Directions for this task:
The lines to extract begin at the one containing "Type out the text in this image." and run to the end of the listing; set them down exactly and alone.

○ ○ ○

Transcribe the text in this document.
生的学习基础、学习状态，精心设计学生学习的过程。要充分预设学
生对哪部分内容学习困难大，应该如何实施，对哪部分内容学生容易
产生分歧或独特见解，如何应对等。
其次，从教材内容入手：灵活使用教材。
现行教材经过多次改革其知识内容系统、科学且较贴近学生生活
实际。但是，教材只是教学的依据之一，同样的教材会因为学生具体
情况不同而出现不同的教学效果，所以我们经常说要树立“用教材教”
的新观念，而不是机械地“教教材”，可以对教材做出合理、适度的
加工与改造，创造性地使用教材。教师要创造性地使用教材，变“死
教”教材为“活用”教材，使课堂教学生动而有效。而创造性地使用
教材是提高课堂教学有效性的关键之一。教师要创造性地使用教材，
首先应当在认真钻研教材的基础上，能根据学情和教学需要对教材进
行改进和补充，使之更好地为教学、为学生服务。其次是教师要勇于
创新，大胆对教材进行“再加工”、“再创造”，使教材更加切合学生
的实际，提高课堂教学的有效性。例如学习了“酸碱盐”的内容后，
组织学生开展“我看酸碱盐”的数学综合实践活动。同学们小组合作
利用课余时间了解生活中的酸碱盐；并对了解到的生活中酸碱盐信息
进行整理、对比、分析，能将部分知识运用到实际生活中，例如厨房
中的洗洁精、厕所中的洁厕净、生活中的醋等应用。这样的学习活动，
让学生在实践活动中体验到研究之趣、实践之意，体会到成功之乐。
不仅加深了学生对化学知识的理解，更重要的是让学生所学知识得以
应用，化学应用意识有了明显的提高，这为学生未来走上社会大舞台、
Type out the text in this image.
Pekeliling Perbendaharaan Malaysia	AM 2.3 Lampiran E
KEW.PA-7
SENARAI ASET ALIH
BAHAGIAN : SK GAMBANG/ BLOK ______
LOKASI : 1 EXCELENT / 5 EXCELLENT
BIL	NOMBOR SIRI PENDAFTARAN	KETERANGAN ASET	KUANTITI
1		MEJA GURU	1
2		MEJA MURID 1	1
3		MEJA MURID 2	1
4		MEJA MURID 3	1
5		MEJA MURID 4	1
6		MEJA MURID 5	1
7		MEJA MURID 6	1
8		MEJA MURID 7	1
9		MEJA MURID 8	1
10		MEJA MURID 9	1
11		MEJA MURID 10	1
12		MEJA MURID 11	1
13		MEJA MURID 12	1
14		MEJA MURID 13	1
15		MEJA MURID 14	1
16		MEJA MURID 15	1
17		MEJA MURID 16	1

○ ○ ○

Answer below:
Type out the text in this image.
Pekeliling Perbendaharaan Malaysia	AM 2.3 Lampiran E
KEW.PA-7
SENARAI ASET ALIH
BAHAGIAN : SK GAMBANG/ BLOK ______
LOKASI : 1 EXCELENT / 5 EXCELLENT
BIL	NOMBOR SIRI PENDAFTARAN	KETERANGAN ASET	KUANTITI
1		MEJA GURU	1
2		MEJA MURID 1	1
3		MEJA MURID 2	1
4		MEJA MURID 3	1
5		MEJA MURID 4	1
6		MEJA MURID 5	1
7		MEJA MURID 6	1
8		MEJA MURID 7	1
9		MEJA MURID 8	1
10		MEJA MURID 9	1
11		MEJA MURID 10	1
12		MEJA MURID 11	1
13		MEJA MURID 12	1
14		MEJA MURID 13	1
15		MEJA MURID 14	1
16		MEJA MURID 15	1
17		MEJA MURID 16	1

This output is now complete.